**Exercise tasks:**
- A) Do these statements agree with the article on generating PDFs from HTML in Java? (i) OpenHTMLtoPDF relies on Apache PDFBox to produce the PDF. (ii) The toStream() method supplies the URI of the file to be converted. (iii) The code example writes the resulting PDF to a file named in.htm. For each, answer yes or no and quote the deciding words of the article.
- B) Can you continue the article on converting HTML to PDF in Java, picking up after its final sentence?

**Selected passage:**
* Begin *

1. Introduction
Creating PDF documents programmatically is a common requirement in software development, especially when dealing with report generation, invoicing, or any content that requires a printable or easily distributable format.
Java, being one of the most widely used programming languages, offers several libraries to simplify this task. This article will expand on how to generate pdf from HTML files in Java using OpenHTMLtoPDF, iTextPDF, and Flying saucer and their differences.
Each of these libraries brings unique features and capabilities to the table, from converting HTML content directly into PDF files to providing detailed control over the document’s appearance and layout.
Let’s get started now.
2. Generating PDFs in Java with 3 Libraries
i. OpenHTMLtoPDF
OpenHTMLtoPDF is an open-source Java library to convert the ML/XHTML into PDFs or images.
It uses PDFBOX open library to generate PDF after rendering the XHTML. Apache PDFBox is an open-source Java library that supports creating and converting PDF documents.
In this tutorial, we will use the PdfRendererBuilder class from the library, which provides different methods to generate the PDF:
- run(): Run the XHTML/XML to PDF conversion
- toStream(): An output stream to output the resulting PDF.
- withUri(): Provides a URI (Uniform Resource Identifier) to convert to PDF.
You can find more about these methods in the documentation here.
Code Example
The following code example provides a simple usage for the OpenHTMLtoPDF by creating a URI from the HTML file, passing it to the builder to convert it to a stream and then running the XML/XHTML conversion to PDF using the Renderer.
import java.io.FileOutputStream;
import java.io.OutputStream;
import com.openhtmltopdf.pdfboxout.PdfRendererBuilder;
public class SimpleUsage
{
public static void main(String[] args) throws Exception {
try (OutputStream os = new FileOutputStream("out.pdf")) {
PdfRendererBuilder builder = new PdfRendererBuilder();
builder.useFastMode();
builder.withUri("file:in.htm");
// set output to an output stream set
builder.toStream(os);
// Run the XHTML/XML to PDF conversion and
builder.run();
//prints the message if the PDF is created successfully
System.out.println("PDF created");
}
}
}
Maven Dependency
Maven is a tool to standardize the build process as it takes up most of the build tasks.

* End *

**Supplied data:**
* Begin *

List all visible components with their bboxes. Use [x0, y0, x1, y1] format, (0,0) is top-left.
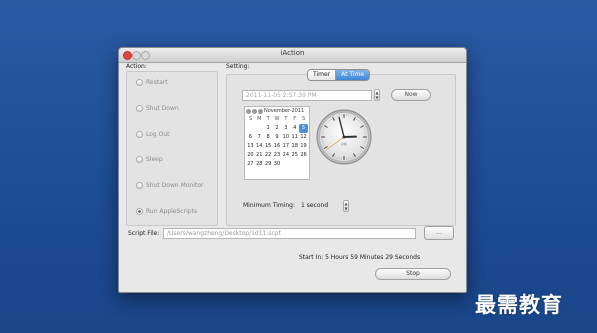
calendar-day[interactable]: 8 [264, 133, 273, 142]
calendar-prev-button[interactable] [246, 108, 251, 114]
radio-restart[interactable]: Restart [136, 79, 168, 86]
setting-heading: Setting: [226, 63, 250, 70]
datetime-field[interactable]: 2011-11-05 2:57:39 PM [242, 90, 372, 101]
radio-label: Restart [146, 79, 168, 86]
calendar-day[interactable]: 6 [246, 133, 255, 142]
radio-dot-selected [136, 208, 143, 215]
radio-shut-down-monitor[interactable]: Shut Down Monitor [136, 182, 203, 189]
calendar-day[interactable]: 24 [281, 151, 290, 160]
calendar-empty-cell [246, 124, 255, 133]
calendar-day[interactable]: 4 [290, 124, 299, 133]
calendar-weekday: T [266, 116, 270, 122]
calendar-day[interactable]: 14 [255, 142, 264, 151]
calendar-weekday: M [257, 116, 262, 122]
radio-sleep[interactable]: Sleep [136, 156, 163, 163]
calendar-today-button[interactable] [252, 108, 257, 114]
window-title: iAction [280, 49, 305, 57]
calendar-weekday: T [284, 116, 288, 122]
calendar-weekday: S [248, 116, 253, 122]
radio-label: Sleep [146, 156, 163, 163]
watermark-text: 最需教育 [475, 293, 563, 317]
calendar-day[interactable]: 9 [273, 133, 282, 142]
radio-dot [136, 131, 143, 138]
calendar-day[interactable]: 17 [281, 142, 290, 151]
calendar-header: November-2011 [245, 107, 309, 115]
min-timing-value: 1 second [301, 202, 329, 209]
calendar-day[interactable]: 16 [273, 142, 282, 151]
calendar: November-2011 S M T W T F S 1 2 3 4 5 6 7 8 9 10 11 12 13 14… [244, 106, 310, 180]
calendar-weekday: S [301, 116, 306, 122]
radio-log-out[interactable]: Log Out [136, 131, 170, 138]
calendar-day[interactable]: 18 [290, 142, 299, 151]
script-file-label: Script File: [128, 230, 160, 237]
calendar-day[interactable]: 13 [246, 142, 255, 151]
radio-dot [136, 182, 143, 189]
radio-dot [136, 79, 143, 86]
calendar-day[interactable]: 10 [281, 133, 290, 142]
min-timing-label: Minimum Timing: [243, 202, 296, 209]
start-in-status: Start In: 5 Hours 59 Minutes 29 Seconds [299, 254, 421, 261]
calendar-day[interactable]: 26 [299, 151, 308, 160]
calendar-day[interactable]: 21 [255, 151, 264, 160]
calendar-day[interactable]: 20 [246, 151, 255, 160]
calendar-weekday: F [293, 116, 297, 122]
tab-timer[interactable]: Timer [308, 70, 337, 80]
calendar-day[interactable]: 2 [273, 124, 282, 133]
radio-label: Shut Down Monitor [146, 182, 204, 189]
tab-at-time[interactable]: At Time [336, 70, 370, 80]
radio-label: Run AppleScripts [146, 208, 198, 215]
browse-button[interactable]: ... [424, 226, 454, 240]
calendar-grid: S M T W T F S 1 2 3 4 5 6 7 8 9 10 11 12 13 14 15 16 17 18 19 20 21… [245, 115, 309, 169]
calendar-day[interactable]: 5 [299, 124, 308, 133]
calendar-day[interactable]: 25 [290, 151, 299, 160]
clock-center [342, 135, 346, 139]
calendar-month: November-2011 [264, 108, 305, 114]
clock-ampm: PM [341, 142, 347, 147]
radio-dot [136, 156, 143, 163]
radio-dot [136, 105, 143, 112]
datetime-stepper[interactable]: ▲ ▼ [374, 89, 380, 101]
action-panel [126, 71, 218, 226]
calendar-day[interactable]: 22 [264, 151, 273, 160]
action-heading: Action: [126, 63, 147, 70]
script-path-field[interactable]: /Users/wangzheng/Desktop/1d11.scpt [163, 228, 416, 239]
calendar-day[interactable]: 19 [299, 142, 308, 151]
min-timing-stepper[interactable]: ▲ ▼ [343, 200, 349, 212]
analog-clock: PM [316, 109, 372, 165]
radio-run-applescripts[interactable]: Run AppleScripts [136, 208, 197, 215]
calendar-day[interactable]: 12 [299, 133, 308, 142]
calendar-day[interactable]: 15 [264, 142, 273, 151]
calendar-day[interactable]: 7 [255, 133, 264, 142]
calendar-empty-cell [255, 124, 264, 133]
calendar-day[interactable]: 27 [246, 160, 255, 169]
calendar-next-button[interactable] [258, 108, 263, 114]
radio-shut-down[interactable]: Shut Down [136, 105, 179, 112]
stop-button[interactable]: Stop [375, 268, 451, 280]
calendar-day[interactable]: 28 [255, 160, 264, 169]
radio-label: Shut Down [146, 105, 179, 112]
calendar-day[interactable]: 3 [281, 124, 290, 133]
calendar-weekday: W [274, 116, 280, 122]
now-button[interactable]: Now [391, 89, 431, 101]
mode-segmented-control[interactable]: Timer At Time [307, 69, 371, 81]
calendar-day[interactable]: 30 [273, 160, 282, 169]
calendar-day[interactable]: 23 [273, 151, 282, 160]
radio-label: Log Out [146, 131, 170, 138]
calendar-day[interactable]: 29 [264, 160, 273, 169]
title-bar[interactable]: iAction [119, 48, 466, 63]
calendar-day[interactable]: 11 [290, 133, 299, 142]
calendar-day[interactable]: 1 [264, 124, 273, 133]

* End *

**Answer set:**
- A)
(i) Yes: "It uses PDFBOX open library to generate PDF after rendering the XHTML."
(ii) No: "toStream(): An output stream to output the resulting PDF."
(iii) No: "new FileOutputStream("out.pdf")"

- B)
We need to add the following dependencies to the POM.xml file to get the above code working and running.
<dependencies>
<dependency>
<!-- ALWAYS required, usually included transitively. -->
<groupId>com.openhtmltopdf</groupId>
<artifactId>openhtmltopdf-core</artifactId>
<version>${openhtml.version}</version>
</dependency>
<dependency>
<!-- Required for PDF output. -->
<groupId>com.openhtmltopdf</groupId>
<artifactId>openhtmltopdf-pdfbox</artifactId>
<version>${openhtml.version}</version>
</dependency>
<dependencies>
You can find more information about OpenHTMLtoPDF here.
ii. iTextPDF
iTextPDF library that provides API to create PDF, RTF, and HTML documents.
iTextPDF has a hierarchical structure; it divides the text into “Chunks” combining these Chunks together will form a “Phrase”. There is a subclass from the Phrase like the “Paragraph”, which itself contains multiple subclasses. In this tutorial, we will use some iTextPDF classes.
PdfWriter: A DocWriter class for PDF; using this class, every element can be added to a document and written to the outputstream.
XMLWorkerHelper: A helper class for parsing XHTML/CSS or XML flow to PDF.
You can find more about these classes from the documentation PdfWriter, XMLWorkerHelper.
Code Example
The flossing code example demonstrates the simplest way to generate a PDF from an HTML file by instantiating a singleton instance out of the XMLWorkerHelper class, parsing the HTML file, and passing the parsed stream to the pdfWriter instance to generate the PDF.
import java.io.FileInputStream;
import java.io.FileOutputStream;
import java.io.IOException;
import com.itextpdf.text.Document;
import com.itextpdf.text.DocumentException;
import com.itextpdf.text.pdf.PdfWriter;
import com.itextpdf.tool.xml.XMLWorkerHelper;
public class Html2Pdf {
private static final String HTML = "html.html";
public static void main(String[] args) {
try {
Document document = new Document();
// this method is used to get an instance of the PdfWriter.
PdfWriter writer = PdfWriter.getInstance(document, new FileOutputStream("html.pdf"));
document.open();
// Get a Singleton XMLWorkerHelper
// parseXHtml: Parses the xml data in the given reader
XMLWorkerHelper.getInstance().parseXHtml(writer, document, new FileInputStream(HTML));
document.close();
} catch (IOException | DocumentException e) {
e.printStackTrace();
}
}
}
Maven Dependency
We need to add the following dependencies to the POM.xml file to get the above code working and running.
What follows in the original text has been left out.